→ **DIRECTIONS**
Start with the line that contains "Convert this chart" and end with the line that contains "Extract the structured"; retype those lines and the ones between them exactly, without any pictures.

start INPUT RECORDS

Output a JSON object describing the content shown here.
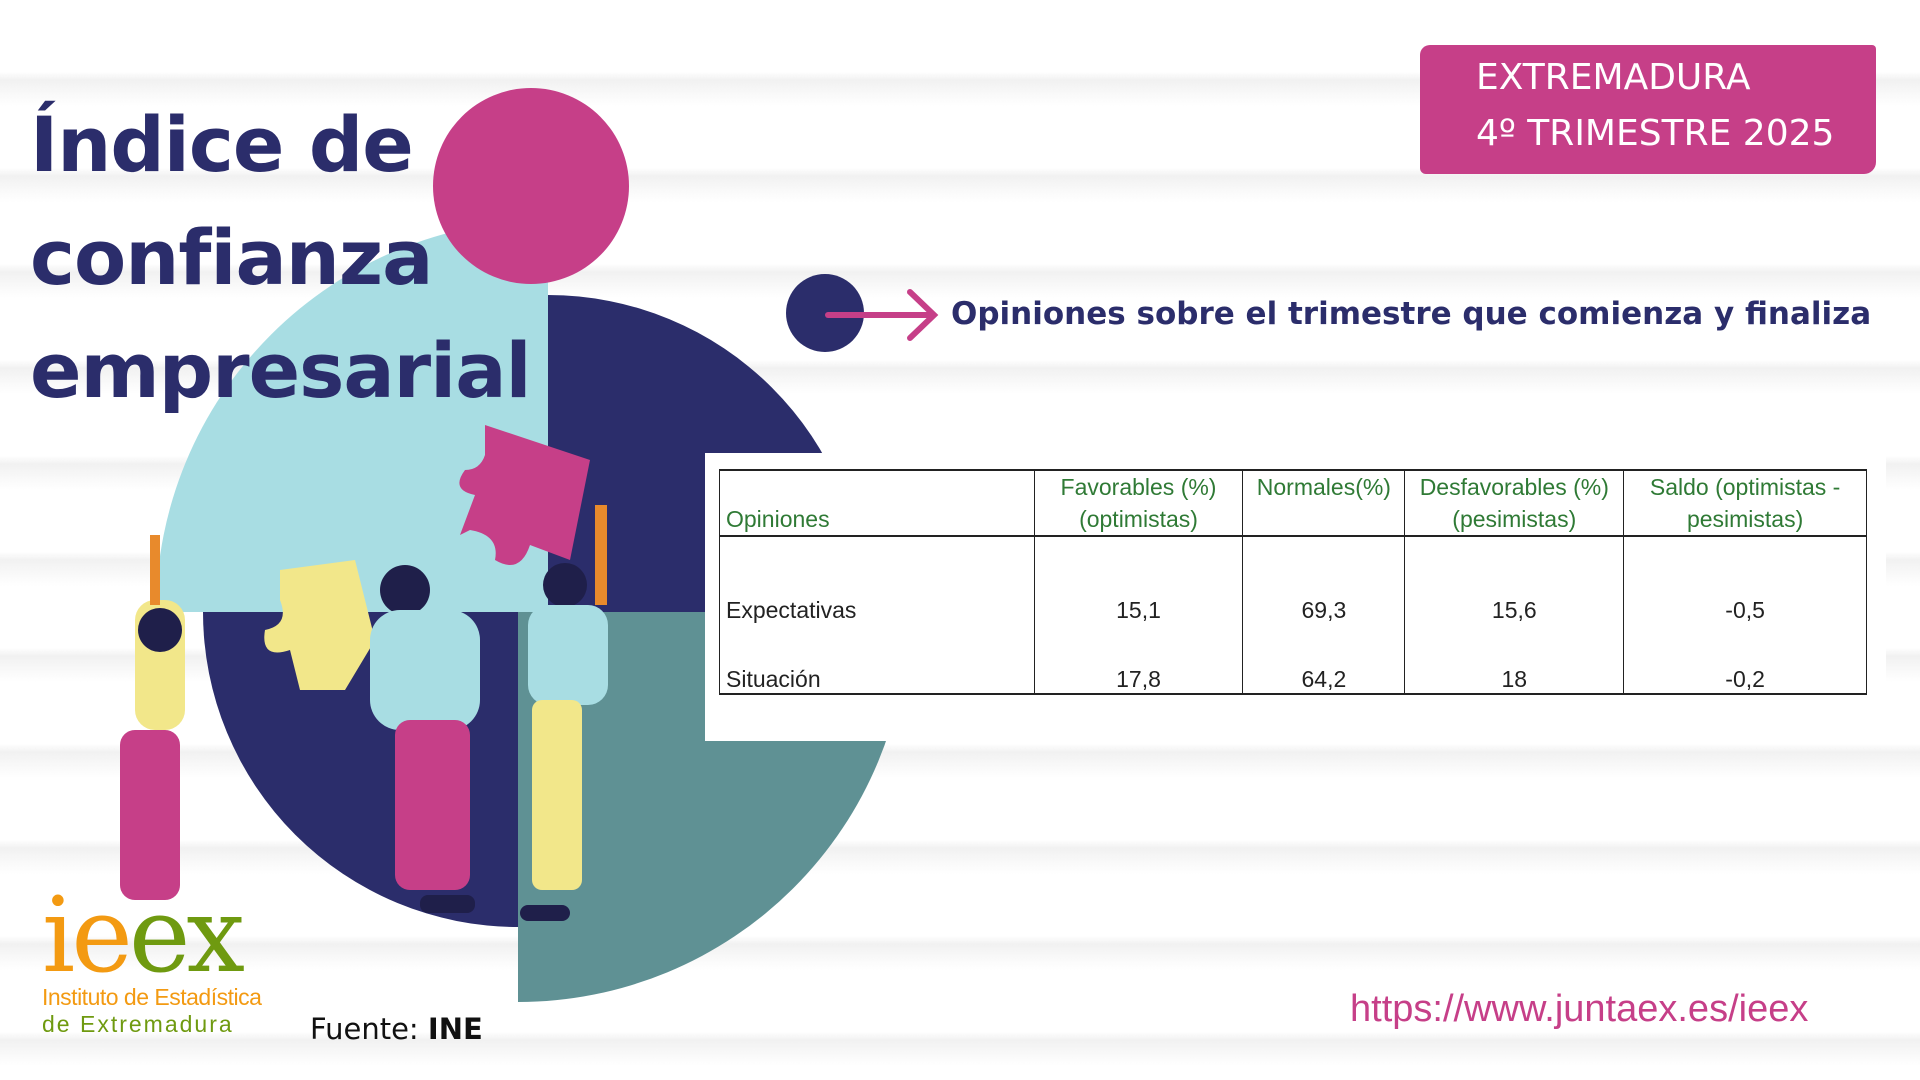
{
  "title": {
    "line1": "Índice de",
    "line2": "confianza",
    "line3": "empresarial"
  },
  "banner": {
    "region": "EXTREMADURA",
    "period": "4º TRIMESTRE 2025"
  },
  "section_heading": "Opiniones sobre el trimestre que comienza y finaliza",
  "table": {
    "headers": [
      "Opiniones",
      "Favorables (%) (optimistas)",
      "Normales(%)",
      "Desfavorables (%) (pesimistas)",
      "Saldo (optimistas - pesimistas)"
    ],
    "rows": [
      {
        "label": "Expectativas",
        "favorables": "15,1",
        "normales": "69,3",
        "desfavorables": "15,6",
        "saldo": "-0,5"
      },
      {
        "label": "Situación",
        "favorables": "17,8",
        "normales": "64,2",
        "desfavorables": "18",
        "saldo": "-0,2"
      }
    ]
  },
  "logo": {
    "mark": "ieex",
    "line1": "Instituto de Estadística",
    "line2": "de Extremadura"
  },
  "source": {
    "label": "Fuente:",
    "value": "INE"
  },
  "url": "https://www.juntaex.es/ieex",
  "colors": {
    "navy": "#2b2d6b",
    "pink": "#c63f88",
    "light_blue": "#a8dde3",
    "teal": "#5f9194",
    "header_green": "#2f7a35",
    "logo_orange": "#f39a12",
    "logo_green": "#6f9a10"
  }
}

end INPUT RECORDS
start INPUT RECORDS

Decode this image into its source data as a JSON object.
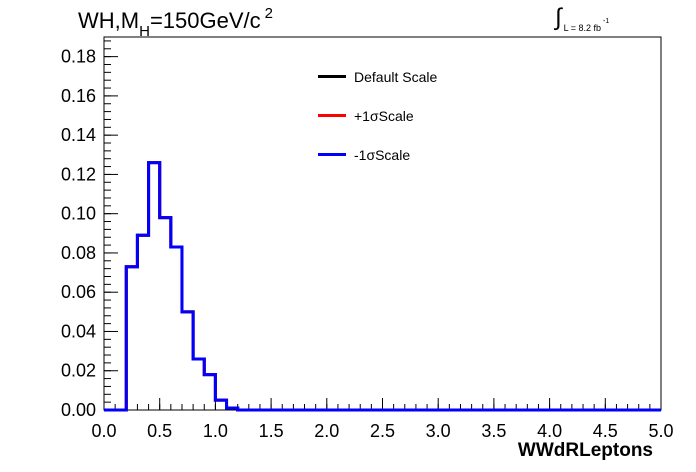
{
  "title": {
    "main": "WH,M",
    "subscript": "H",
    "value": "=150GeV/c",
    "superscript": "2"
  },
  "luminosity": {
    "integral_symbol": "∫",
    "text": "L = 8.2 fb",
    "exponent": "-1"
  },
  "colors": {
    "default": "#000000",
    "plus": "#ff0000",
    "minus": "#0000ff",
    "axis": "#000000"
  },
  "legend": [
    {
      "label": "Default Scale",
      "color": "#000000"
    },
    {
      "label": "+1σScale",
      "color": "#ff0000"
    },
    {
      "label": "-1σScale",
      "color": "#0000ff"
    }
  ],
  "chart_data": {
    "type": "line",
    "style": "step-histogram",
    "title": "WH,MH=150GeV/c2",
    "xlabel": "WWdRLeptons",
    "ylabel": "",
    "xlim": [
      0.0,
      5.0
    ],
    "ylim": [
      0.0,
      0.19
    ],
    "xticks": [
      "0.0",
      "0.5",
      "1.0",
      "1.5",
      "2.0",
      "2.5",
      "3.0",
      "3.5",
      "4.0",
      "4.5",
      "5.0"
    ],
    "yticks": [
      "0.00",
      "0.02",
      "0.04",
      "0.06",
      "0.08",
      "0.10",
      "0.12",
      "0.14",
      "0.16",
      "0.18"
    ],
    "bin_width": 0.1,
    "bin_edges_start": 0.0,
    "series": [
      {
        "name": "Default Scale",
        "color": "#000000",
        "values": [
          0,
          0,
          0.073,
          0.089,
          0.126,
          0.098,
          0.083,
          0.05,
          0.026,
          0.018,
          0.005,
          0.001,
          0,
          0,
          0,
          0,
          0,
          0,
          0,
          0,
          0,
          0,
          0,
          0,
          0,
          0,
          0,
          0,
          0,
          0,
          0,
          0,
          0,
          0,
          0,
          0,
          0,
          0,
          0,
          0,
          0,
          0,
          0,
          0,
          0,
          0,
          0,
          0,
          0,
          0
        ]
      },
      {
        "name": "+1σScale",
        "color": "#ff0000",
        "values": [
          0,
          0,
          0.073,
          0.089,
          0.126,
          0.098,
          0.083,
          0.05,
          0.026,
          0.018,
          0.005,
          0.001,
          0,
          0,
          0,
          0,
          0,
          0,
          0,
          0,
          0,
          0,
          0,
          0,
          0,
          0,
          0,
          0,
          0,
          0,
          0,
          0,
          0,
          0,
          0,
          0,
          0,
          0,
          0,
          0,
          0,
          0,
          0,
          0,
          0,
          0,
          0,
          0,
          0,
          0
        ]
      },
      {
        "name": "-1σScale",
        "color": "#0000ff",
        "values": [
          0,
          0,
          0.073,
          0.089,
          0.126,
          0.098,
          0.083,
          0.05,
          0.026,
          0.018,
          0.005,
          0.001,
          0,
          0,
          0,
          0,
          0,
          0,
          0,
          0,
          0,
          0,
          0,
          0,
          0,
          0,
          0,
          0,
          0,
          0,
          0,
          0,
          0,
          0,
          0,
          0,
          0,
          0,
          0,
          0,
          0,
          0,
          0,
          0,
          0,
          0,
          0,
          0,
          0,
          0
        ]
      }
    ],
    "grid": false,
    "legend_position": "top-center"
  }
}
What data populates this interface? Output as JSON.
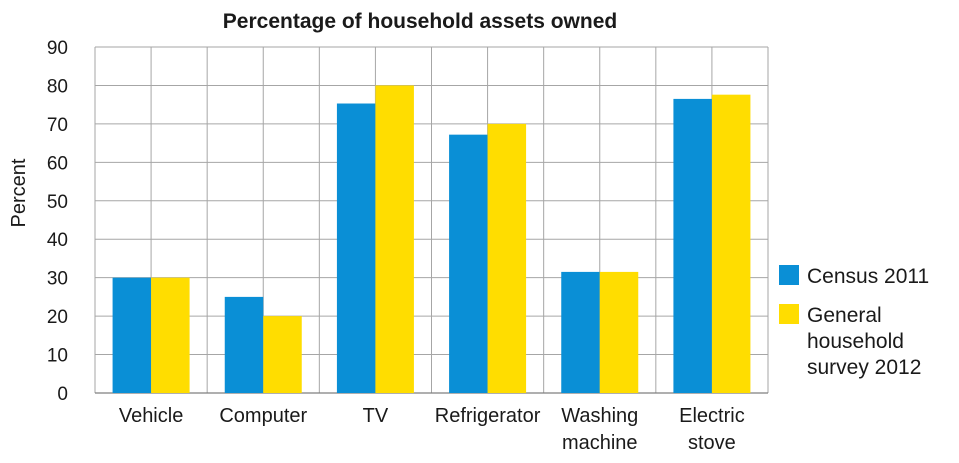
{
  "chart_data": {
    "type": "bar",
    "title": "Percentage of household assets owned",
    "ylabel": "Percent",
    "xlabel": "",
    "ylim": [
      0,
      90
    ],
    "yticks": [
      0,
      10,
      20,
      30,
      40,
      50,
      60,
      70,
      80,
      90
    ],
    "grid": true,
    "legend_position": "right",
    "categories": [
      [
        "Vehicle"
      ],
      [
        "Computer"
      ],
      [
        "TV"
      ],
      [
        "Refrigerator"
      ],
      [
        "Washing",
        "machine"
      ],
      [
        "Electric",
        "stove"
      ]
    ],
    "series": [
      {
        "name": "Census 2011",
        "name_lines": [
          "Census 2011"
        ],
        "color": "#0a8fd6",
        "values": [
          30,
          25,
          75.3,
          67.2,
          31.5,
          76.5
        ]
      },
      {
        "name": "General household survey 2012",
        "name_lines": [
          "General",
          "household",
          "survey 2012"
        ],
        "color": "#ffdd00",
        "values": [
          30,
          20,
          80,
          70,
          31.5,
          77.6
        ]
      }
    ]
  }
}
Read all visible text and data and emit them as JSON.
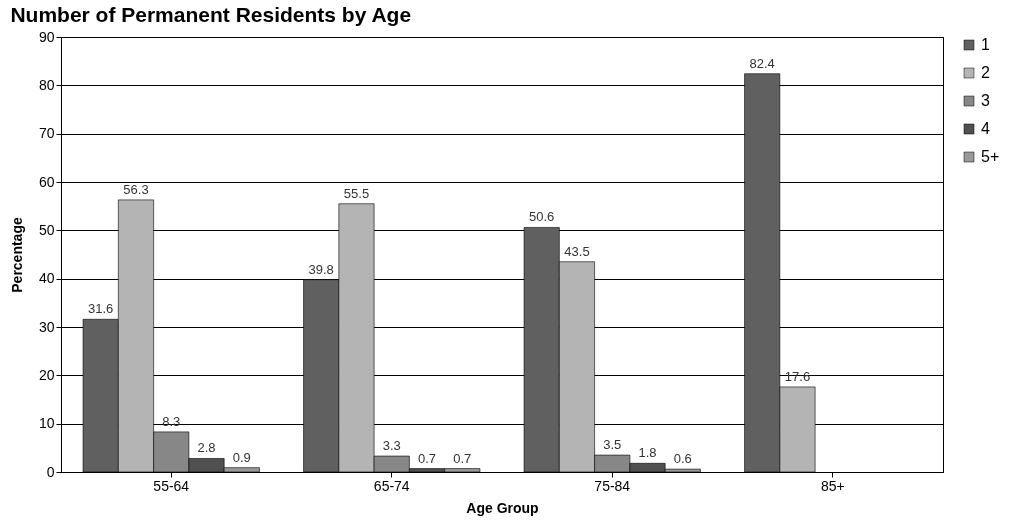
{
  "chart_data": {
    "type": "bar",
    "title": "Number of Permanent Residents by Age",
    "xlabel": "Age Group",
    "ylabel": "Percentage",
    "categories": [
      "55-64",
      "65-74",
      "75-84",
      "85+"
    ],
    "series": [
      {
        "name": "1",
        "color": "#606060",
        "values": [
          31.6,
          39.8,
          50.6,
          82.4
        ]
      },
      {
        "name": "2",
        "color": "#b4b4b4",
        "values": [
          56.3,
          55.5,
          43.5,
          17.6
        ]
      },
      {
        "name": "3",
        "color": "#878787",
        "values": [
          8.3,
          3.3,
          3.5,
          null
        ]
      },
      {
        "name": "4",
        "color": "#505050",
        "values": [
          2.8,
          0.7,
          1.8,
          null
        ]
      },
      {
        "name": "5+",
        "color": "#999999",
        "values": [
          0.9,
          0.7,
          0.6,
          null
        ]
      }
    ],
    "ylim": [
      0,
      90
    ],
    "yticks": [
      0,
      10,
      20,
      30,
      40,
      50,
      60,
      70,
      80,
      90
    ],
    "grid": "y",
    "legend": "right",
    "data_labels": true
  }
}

end INPUT RECORDS
start INPUT RECORDS

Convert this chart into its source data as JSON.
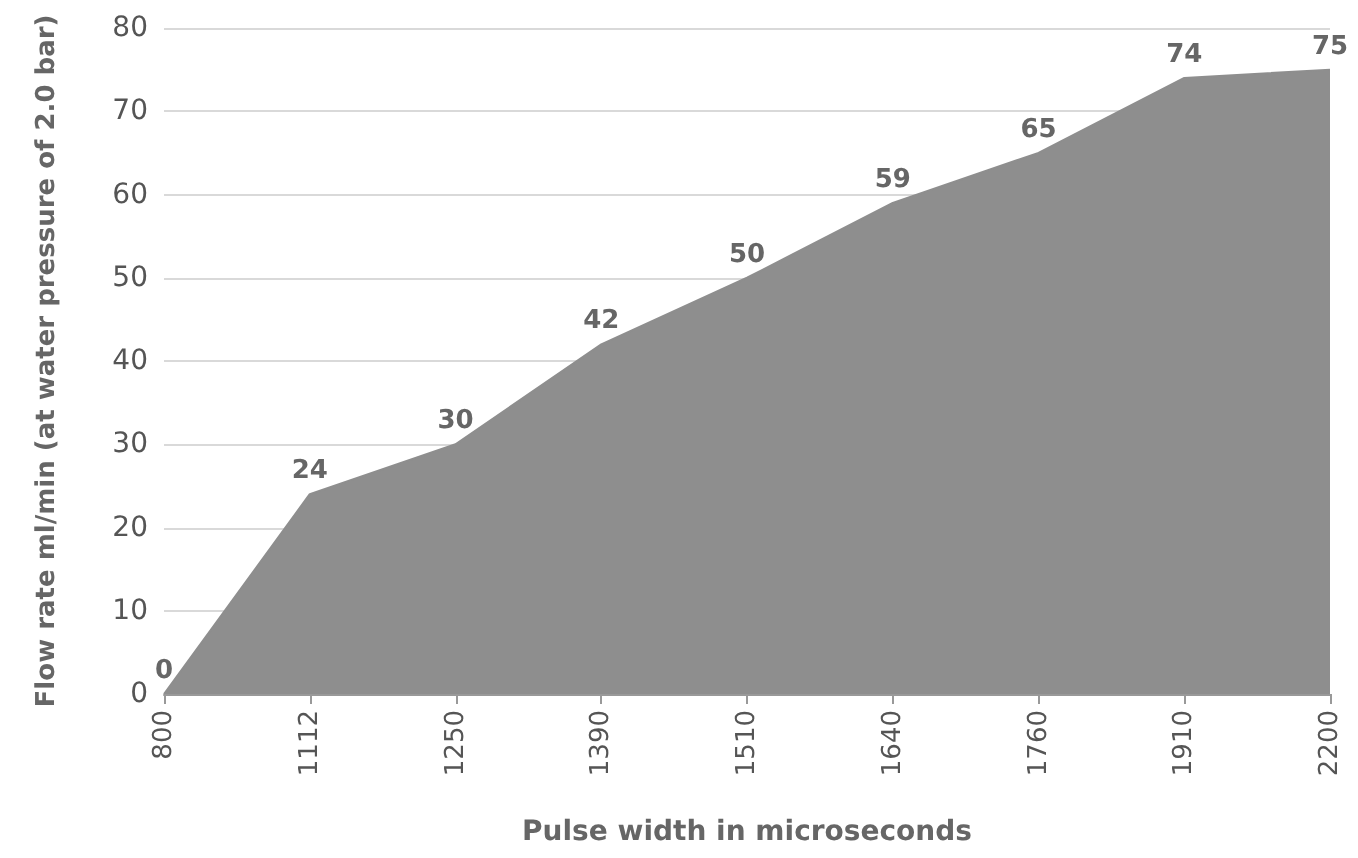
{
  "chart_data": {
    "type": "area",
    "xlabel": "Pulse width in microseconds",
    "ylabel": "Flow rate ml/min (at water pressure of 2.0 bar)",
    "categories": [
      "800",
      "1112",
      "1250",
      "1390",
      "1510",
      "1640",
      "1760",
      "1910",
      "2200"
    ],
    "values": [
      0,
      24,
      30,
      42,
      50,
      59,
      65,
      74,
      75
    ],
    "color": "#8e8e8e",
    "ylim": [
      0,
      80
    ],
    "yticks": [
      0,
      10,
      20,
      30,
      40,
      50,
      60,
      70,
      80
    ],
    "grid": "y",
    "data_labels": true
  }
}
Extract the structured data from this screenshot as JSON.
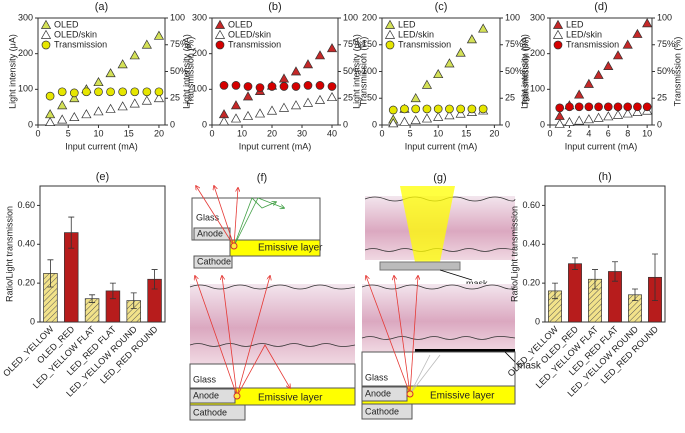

end INPUT RECORDS

→ **TASK SOLUTION**
Convert this chart into its source data as JSON.
{
  "chart_data": {
    "type": "area",
    "xlabel": "Pulse width in microseconds",
    "ylabel": "Flow rate ml/min (at water pressure of 2.0 bar)",
    "categories": [
      "800",
      "1112",
      "1250",
      "1390",
      "1510",
      "1640",
      "1760",
      "1910",
      "2200"
    ],
    "values": [
      0,
      24,
      30,
      42,
      50,
      59,
      65,
      74,
      75
    ],
    "color": "#8e8e8e",
    "ylim": [
      0,
      80
    ],
    "yticks": [
      0,
      10,
      20,
      30,
      40,
      50,
      60,
      70,
      80
    ],
    "grid": "y",
    "data_labels": true
  }
}
Extract the structured data from this screenshot as JSON.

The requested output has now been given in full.